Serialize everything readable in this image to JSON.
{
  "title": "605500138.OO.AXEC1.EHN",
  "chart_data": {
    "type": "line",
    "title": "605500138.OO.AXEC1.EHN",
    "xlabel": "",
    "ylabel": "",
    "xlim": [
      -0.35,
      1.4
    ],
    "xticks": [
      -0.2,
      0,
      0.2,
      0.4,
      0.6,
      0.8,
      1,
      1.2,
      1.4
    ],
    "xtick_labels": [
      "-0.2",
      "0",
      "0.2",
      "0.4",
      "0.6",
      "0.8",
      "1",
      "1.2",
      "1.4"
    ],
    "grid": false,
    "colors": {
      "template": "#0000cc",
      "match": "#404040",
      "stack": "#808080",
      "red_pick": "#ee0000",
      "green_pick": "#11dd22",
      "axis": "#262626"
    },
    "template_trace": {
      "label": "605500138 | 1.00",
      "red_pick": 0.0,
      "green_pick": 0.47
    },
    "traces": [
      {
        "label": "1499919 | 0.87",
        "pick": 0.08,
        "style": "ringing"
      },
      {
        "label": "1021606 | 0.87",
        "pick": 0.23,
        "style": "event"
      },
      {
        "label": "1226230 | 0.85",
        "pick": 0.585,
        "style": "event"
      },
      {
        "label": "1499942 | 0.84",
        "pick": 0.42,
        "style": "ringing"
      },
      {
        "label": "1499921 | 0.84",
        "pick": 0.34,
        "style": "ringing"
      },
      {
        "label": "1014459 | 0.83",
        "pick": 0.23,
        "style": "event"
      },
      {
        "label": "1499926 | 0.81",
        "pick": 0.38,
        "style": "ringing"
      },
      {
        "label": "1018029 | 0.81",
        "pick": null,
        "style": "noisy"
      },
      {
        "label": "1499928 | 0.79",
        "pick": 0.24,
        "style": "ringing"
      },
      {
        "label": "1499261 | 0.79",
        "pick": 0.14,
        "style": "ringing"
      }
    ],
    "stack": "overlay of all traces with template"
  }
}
# # # # # # #
- _INSTRUCTION_:
Search the data for "traces". Copy every matching line.

- _ANSWER FOR THE TASK_:
    "traces": [
    "stack": "overlay of all traces with template"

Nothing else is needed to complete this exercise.